- [Information provided]
####################
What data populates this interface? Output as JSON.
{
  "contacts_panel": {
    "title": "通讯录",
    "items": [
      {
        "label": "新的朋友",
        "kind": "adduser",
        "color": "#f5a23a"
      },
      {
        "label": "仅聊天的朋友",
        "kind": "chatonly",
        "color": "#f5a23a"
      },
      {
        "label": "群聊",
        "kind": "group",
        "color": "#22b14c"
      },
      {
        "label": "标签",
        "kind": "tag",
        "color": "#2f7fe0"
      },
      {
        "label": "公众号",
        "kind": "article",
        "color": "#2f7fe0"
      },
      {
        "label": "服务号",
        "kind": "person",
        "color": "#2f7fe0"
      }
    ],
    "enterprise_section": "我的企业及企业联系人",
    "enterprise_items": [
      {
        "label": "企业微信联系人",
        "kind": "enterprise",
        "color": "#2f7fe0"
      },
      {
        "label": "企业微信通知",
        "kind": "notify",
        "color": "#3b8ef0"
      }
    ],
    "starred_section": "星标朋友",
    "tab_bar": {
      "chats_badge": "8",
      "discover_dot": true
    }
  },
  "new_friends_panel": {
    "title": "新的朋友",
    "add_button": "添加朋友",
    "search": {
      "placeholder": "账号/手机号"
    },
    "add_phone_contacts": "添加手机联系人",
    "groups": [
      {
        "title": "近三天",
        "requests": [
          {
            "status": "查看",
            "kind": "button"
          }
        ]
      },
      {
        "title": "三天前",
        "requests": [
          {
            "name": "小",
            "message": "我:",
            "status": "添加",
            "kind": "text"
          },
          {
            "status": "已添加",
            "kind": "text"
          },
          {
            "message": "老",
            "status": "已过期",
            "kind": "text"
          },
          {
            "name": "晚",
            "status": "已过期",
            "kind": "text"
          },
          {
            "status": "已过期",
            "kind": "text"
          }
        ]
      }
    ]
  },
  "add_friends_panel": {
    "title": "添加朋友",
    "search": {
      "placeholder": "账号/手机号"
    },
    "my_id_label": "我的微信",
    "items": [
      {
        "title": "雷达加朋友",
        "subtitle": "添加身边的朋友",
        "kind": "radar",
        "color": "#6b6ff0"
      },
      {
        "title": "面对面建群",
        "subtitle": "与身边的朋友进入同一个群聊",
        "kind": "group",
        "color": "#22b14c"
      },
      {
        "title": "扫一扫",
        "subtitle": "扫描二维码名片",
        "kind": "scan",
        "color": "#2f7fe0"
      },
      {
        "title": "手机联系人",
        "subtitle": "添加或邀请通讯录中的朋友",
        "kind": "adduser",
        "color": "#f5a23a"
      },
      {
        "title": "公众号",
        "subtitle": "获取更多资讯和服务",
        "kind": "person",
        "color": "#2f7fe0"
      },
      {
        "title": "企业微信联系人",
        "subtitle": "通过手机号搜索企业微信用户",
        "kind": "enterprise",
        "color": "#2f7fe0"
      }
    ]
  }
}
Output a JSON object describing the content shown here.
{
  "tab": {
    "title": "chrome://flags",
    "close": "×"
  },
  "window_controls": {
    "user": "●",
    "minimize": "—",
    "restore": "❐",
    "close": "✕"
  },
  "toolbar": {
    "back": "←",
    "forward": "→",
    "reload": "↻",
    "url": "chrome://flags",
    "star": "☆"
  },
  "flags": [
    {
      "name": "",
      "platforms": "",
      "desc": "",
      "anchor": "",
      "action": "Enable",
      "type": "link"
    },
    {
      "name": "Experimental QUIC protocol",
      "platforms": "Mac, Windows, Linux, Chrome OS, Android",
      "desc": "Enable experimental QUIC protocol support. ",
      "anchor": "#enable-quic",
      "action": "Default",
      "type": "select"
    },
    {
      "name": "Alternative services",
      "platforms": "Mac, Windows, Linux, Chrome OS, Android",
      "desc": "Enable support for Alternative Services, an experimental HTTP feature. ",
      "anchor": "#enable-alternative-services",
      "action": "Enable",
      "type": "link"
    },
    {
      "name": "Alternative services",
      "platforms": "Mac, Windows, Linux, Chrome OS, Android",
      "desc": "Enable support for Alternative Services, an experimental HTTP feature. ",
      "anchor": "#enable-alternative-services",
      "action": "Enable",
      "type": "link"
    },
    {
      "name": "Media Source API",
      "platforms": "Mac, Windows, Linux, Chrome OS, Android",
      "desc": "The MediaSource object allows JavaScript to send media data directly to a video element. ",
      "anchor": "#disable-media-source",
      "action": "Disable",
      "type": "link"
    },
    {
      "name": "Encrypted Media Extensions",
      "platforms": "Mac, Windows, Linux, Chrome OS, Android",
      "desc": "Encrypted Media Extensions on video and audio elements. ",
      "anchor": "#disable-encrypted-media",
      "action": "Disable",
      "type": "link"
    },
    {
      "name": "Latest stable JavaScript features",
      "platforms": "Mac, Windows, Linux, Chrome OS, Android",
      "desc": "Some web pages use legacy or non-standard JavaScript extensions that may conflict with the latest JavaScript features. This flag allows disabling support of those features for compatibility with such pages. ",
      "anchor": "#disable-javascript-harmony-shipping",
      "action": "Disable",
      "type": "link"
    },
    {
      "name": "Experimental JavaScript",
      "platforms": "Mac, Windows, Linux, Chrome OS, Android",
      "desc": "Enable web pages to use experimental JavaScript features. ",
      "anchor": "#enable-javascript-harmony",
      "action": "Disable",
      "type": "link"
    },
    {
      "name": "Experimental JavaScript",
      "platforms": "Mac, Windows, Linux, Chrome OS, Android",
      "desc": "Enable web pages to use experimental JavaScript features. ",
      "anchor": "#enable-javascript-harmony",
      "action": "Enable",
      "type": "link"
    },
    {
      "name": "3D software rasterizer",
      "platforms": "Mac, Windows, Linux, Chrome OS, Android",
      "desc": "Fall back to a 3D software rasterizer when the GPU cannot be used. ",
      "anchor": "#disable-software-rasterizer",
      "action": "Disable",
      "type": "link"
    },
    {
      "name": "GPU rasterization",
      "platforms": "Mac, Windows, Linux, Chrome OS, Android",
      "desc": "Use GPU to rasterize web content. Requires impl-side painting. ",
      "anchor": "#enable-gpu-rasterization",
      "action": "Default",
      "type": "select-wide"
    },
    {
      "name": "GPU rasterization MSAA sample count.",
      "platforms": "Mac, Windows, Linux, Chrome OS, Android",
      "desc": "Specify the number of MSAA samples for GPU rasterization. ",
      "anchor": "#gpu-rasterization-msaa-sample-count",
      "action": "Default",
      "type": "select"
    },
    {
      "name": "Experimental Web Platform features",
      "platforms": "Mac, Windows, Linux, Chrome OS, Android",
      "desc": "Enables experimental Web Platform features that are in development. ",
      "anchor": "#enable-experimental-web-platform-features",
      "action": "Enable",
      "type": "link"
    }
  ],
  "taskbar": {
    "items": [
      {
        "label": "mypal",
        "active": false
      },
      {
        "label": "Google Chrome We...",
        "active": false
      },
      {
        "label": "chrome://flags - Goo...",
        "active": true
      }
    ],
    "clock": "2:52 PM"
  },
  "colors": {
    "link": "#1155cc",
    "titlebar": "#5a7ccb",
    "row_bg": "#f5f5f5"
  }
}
####################
- [What needs to be done]
Reproduce the complete data exactly as presented above.

- [Written answer]
What data populates this interface? Output as JSON.
{
  "contacts_panel": {
    "title": "通讯录",
    "items": [
      {
        "label": "新的朋友",
        "kind": "adduser",
        "color": "#f5a23a"
      },
      {
        "label": "仅聊天的朋友",
        "kind": "chatonly",
        "color": "#f5a23a"
      },
      {
        "label": "群聊",
        "kind": "group",
        "color": "#22b14c"
      },
      {
        "label": "标签",
        "kind": "tag",
        "color": "#2f7fe0"
      },
      {
        "label": "公众号",
        "kind": "article",
        "color": "#2f7fe0"
      },
      {
        "label": "服务号",
        "kind": "person",
        "color": "#2f7fe0"
      }
    ],
    "enterprise_section": "我的企业及企业联系人",
    "enterprise_items": [
      {
        "label": "企业微信联系人",
        "kind": "enterprise",
        "color": "#2f7fe0"
      },
      {
        "label": "企业微信通知",
        "kind": "notify",
        "color": "#3b8ef0"
      }
    ],
    "starred_section": "星标朋友",
    "tab_bar": {
      "chats_badge": "8",
      "discover_dot": true
    }
  },
  "new_friends_panel": {
    "title": "新的朋友",
    "add_button": "添加朋友",
    "search": {
      "placeholder": "账号/手机号"
    },
    "add_phone_contacts": "添加手机联系人",
    "groups": [
      {
        "title": "近三天",
        "requests": [
          {
            "status": "查看",
            "kind": "button"
          }
        ]
      },
      {
        "title": "三天前",
        "requests": [
          {
            "name": "小",
            "message": "我:",
            "status": "添加",
            "kind": "text"
          },
          {
            "status": "已添加",
            "kind": "text"
          },
          {
            "message": "老",
            "status": "已过期",
            "kind": "text"
          },
          {
            "name": "晚",
            "status": "已过期",
            "kind": "text"
          },
          {
            "status": "已过期",
            "kind": "text"
          }
        ]
      }
    ]
  },
  "add_friends_panel": {
    "title": "添加朋友",
    "search": {
      "placeholder": "账号/手机号"
    },
    "my_id_label": "我的微信",
    "items": [
      {
        "title": "雷达加朋友",
        "subtitle": "添加身边的朋友",
        "kind": "radar",
        "color": "#6b6ff0"
      },
      {
        "title": "面对面建群",
        "subtitle": "与身边的朋友进入同一个群聊",
        "kind": "group",
        "color": "#22b14c"
      },
      {
        "title": "扫一扫",
        "subtitle": "扫描二维码名片",
        "kind": "scan",
        "color": "#2f7fe0"
      },
      {
        "title": "手机联系人",
        "subtitle": "添加或邀请通讯录中的朋友",
        "kind": "adduser",
        "color": "#f5a23a"
      },
      {
        "title": "公众号",
        "subtitle": "获取更多资讯和服务",
        "kind": "person",
        "color": "#2f7fe0"
      },
      {
        "title": "企业微信联系人",
        "subtitle": "通过手机号搜索企业微信用户",
        "kind": "enterprise",
        "color": "#2f7fe0"
      }
    ]
  }
}
Output a JSON object describing the content shown here.
{
  "tab": {
    "title": "chrome://flags",
    "close": "×"
  },
  "window_controls": {
    "user": "●",
    "minimize": "—",
    "restore": "❐",
    "close": "✕"
  },
  "toolbar": {
    "back": "←",
    "forward": "→",
    "reload": "↻",
    "url": "chrome://flags",
    "star": "☆"
  },
  "flags": [
    {
      "name": "",
      "platforms": "",
      "desc": "",
      "anchor": "",
      "action": "Enable",
      "type": "link"
    },
    {
      "name": "Experimental QUIC protocol",
      "platforms": "Mac, Windows, Linux, Chrome OS, Android",
      "desc": "Enable experimental QUIC protocol support. ",
      "anchor": "#enable-quic",
      "action": "Default",
      "type": "select"
    },
    {
      "name": "Alternative services",
      "platforms": "Mac, Windows, Linux, Chrome OS, Android",
      "desc": "Enable support for Alternative Services, an experimental HTTP feature. ",
      "anchor": "#enable-alternative-services",
      "action": "Enable",
      "type": "link"
    },
    {
      "name": "Alternative services",
      "platforms": "Mac, Windows, Linux, Chrome OS, Android",
      "desc": "Enable support for Alternative Services, an experimental HTTP feature. ",
      "anchor": "#enable-alternative-services",
      "action": "Enable",
      "type": "link"
    },
    {
      "name": "Media Source API",
      "platforms": "Mac, Windows, Linux, Chrome OS, Android",
      "desc": "The MediaSource object allows JavaScript to send media data directly to a video element. ",
      "anchor": "#disable-media-source",
      "action": "Disable",
      "type": "link"
    },
    {
      "name": "Encrypted Media Extensions",
      "platforms": "Mac, Windows, Linux, Chrome OS, Android",
      "desc": "Encrypted Media Extensions on video and audio elements. ",
      "anchor": "#disable-encrypted-media",
      "action": "Disable",
      "type": "link"
    },
    {
      "name": "Latest stable JavaScript features",
      "platforms": "Mac, Windows, Linux, Chrome OS, Android",
      "desc": "Some web pages use legacy or non-standard JavaScript extensions that may conflict with the latest JavaScript features. This flag allows disabling support of those features for compatibility with such pages. ",
      "anchor": "#disable-javascript-harmony-shipping",
      "action": "Disable",
      "type": "link"
    },
    {
      "name": "Experimental JavaScript",
      "platforms": "Mac, Windows, Linux, Chrome OS, Android",
      "desc": "Enable web pages to use experimental JavaScript features. ",
      "anchor": "#enable-javascript-harmony",
      "action": "Disable",
      "type": "link"
    },
    {
      "name": "Experimental JavaScript",
      "platforms": "Mac, Windows, Linux, Chrome OS, Android",
      "desc": "Enable web pages to use experimental JavaScript features. ",
      "anchor": "#enable-javascript-harmony",
      "action": "Enable",
      "type": "link"
    },
    {
      "name": "3D software rasterizer",
      "platforms": "Mac, Windows, Linux, Chrome OS, Android",
      "desc": "Fall back to a 3D software rasterizer when the GPU cannot be used. ",
      "anchor": "#disable-software-rasterizer",
      "action": "Disable",
      "type": "link"
    },
    {
      "name": "GPU rasterization",
      "platforms": "Mac, Windows, Linux, Chrome OS, Android",
      "desc": "Use GPU to rasterize web content. Requires impl-side painting. ",
      "anchor": "#enable-gpu-rasterization",
      "action": "Default",
      "type": "select-wide"
    },
    {
      "name": "GPU rasterization MSAA sample count.",
      "platforms": "Mac, Windows, Linux, Chrome OS, Android",
      "desc": "Specify the number of MSAA samples for GPU rasterization. ",
      "anchor": "#gpu-rasterization-msaa-sample-count",
      "action": "Default",
      "type": "select"
    },
    {
      "name": "Experimental Web Platform features",
      "platforms": "Mac, Windows, Linux, Chrome OS, Android",
      "desc": "Enables experimental Web Platform features that are in development. ",
      "anchor": "#enable-experimental-web-platform-features",
      "action": "Enable",
      "type": "link"
    }
  ],
  "taskbar": {
    "items": [
      {
        "label": "mypal",
        "active": false
      },
      {
        "label": "Google Chrome We...",
        "active": false
      },
      {
        "label": "chrome://flags - Goo...",
        "active": true
      }
    ],
    "clock": "2:52 PM"
  },
  "colors": {
    "link": "#1155cc",
    "titlebar": "#5a7ccb",
    "row_bg": "#f5f5f5"
  }
}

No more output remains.